** Begin **

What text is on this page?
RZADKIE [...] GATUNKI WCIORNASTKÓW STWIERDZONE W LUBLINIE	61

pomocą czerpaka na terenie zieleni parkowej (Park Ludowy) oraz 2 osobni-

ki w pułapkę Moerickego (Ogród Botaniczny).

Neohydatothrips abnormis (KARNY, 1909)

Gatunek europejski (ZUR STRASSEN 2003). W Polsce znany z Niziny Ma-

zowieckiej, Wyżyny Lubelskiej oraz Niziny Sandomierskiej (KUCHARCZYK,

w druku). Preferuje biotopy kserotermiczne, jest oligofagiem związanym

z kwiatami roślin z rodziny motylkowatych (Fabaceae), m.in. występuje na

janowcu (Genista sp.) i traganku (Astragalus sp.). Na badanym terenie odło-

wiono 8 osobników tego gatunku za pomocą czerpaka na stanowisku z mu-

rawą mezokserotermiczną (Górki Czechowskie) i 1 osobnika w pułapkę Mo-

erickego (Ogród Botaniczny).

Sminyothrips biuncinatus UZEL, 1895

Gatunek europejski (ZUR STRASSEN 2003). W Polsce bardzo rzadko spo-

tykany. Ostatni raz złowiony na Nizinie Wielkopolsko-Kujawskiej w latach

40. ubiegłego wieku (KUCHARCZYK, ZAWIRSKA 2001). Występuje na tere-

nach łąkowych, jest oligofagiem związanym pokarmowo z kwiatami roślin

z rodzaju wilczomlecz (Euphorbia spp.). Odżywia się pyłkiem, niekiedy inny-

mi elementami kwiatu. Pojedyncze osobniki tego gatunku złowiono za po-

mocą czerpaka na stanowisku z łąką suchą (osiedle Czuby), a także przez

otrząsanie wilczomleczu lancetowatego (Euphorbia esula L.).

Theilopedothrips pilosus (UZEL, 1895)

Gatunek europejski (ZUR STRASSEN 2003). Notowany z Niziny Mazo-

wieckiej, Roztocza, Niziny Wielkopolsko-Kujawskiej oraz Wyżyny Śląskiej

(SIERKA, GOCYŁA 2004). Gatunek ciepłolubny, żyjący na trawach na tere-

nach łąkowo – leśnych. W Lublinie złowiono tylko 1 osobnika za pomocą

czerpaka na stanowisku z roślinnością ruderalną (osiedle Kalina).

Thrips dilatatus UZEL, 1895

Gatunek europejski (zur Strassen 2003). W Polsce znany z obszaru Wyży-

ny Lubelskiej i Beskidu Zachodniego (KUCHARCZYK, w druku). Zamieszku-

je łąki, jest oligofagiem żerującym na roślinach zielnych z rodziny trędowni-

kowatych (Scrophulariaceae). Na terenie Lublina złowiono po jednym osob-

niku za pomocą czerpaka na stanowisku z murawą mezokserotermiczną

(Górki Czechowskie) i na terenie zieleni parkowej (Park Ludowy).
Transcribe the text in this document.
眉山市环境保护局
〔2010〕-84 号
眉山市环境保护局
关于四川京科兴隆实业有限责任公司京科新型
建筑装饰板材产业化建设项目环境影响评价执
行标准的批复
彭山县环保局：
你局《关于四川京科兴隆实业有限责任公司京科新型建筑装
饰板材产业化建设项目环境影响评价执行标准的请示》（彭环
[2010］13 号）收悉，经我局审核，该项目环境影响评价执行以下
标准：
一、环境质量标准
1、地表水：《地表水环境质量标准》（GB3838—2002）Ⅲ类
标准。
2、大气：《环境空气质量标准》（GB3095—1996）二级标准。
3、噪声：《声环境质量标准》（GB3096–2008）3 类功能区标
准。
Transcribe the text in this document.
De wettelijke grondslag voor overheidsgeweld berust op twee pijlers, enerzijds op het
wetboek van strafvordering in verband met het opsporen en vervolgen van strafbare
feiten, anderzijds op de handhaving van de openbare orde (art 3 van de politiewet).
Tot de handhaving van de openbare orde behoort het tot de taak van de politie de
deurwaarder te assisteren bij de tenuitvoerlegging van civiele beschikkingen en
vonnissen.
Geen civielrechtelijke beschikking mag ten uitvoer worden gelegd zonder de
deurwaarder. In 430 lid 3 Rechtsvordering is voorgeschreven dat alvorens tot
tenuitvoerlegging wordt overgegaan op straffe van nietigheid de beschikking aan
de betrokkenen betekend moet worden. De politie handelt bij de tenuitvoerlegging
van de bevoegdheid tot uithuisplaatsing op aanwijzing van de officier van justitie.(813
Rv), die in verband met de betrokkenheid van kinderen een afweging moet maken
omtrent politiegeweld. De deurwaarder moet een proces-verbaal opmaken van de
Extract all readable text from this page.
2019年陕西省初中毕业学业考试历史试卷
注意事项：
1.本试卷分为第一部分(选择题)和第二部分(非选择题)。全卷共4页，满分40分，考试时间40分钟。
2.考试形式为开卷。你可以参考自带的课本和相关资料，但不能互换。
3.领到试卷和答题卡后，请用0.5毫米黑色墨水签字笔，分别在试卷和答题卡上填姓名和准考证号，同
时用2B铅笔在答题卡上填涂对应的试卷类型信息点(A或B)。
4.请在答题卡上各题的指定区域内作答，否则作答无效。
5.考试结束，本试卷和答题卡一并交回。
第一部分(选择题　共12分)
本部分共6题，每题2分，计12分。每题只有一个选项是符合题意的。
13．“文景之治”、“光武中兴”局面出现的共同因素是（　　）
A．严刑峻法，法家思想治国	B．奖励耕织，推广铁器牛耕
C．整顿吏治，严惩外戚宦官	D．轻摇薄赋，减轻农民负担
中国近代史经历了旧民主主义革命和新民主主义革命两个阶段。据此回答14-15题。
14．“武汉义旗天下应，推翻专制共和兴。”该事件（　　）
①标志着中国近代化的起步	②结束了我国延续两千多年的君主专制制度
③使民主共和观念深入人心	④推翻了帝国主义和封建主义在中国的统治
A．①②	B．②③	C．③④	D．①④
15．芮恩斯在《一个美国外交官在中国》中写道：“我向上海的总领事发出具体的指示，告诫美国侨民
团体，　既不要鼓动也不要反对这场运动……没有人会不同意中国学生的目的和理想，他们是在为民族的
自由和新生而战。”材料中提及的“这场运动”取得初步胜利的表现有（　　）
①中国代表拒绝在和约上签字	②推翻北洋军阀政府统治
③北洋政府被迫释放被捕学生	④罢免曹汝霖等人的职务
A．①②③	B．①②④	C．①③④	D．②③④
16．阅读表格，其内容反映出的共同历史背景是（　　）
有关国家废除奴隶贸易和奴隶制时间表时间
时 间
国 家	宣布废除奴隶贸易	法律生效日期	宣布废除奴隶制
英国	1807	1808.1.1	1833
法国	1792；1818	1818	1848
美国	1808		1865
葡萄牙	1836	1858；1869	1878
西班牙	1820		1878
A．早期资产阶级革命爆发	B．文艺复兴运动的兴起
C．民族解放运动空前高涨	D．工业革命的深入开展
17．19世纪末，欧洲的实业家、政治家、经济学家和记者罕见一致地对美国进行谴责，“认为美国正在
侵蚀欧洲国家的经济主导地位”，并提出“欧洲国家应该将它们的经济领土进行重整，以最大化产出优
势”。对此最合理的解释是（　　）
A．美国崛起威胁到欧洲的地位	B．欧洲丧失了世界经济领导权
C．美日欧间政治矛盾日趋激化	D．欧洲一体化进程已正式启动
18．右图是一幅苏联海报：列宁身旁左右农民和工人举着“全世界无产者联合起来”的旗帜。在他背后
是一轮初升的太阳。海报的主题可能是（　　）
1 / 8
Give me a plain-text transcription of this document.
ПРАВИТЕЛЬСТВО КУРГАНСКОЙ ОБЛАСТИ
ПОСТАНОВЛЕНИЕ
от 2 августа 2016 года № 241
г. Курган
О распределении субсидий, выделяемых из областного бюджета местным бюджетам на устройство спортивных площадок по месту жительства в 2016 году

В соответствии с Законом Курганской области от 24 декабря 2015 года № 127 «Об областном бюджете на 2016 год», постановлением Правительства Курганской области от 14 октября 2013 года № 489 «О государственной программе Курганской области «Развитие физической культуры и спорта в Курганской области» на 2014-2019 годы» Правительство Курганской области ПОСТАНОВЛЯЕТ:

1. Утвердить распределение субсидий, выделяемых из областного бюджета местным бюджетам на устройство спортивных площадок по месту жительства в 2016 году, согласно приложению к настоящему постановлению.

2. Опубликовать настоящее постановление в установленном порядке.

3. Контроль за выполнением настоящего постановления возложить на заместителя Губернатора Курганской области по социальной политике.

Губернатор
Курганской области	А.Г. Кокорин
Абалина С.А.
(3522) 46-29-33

** End **

▶ _What you will do_: In the listing above, locate each line with "KUCHARCZYK" and copy it.

▶ _Correct response_:
zowieckiej, Wyżyny Lubelskiej oraz Niziny Sandomierskiej (KUCHARCZYK,
40. ubiegłego wieku (KUCHARCZYK, ZAWIRSKA 2001). Występuje na tere-
ny Lubelskiej i Beskidu Zachodniego (KUCHARCZYK, w druku). Zamieszku-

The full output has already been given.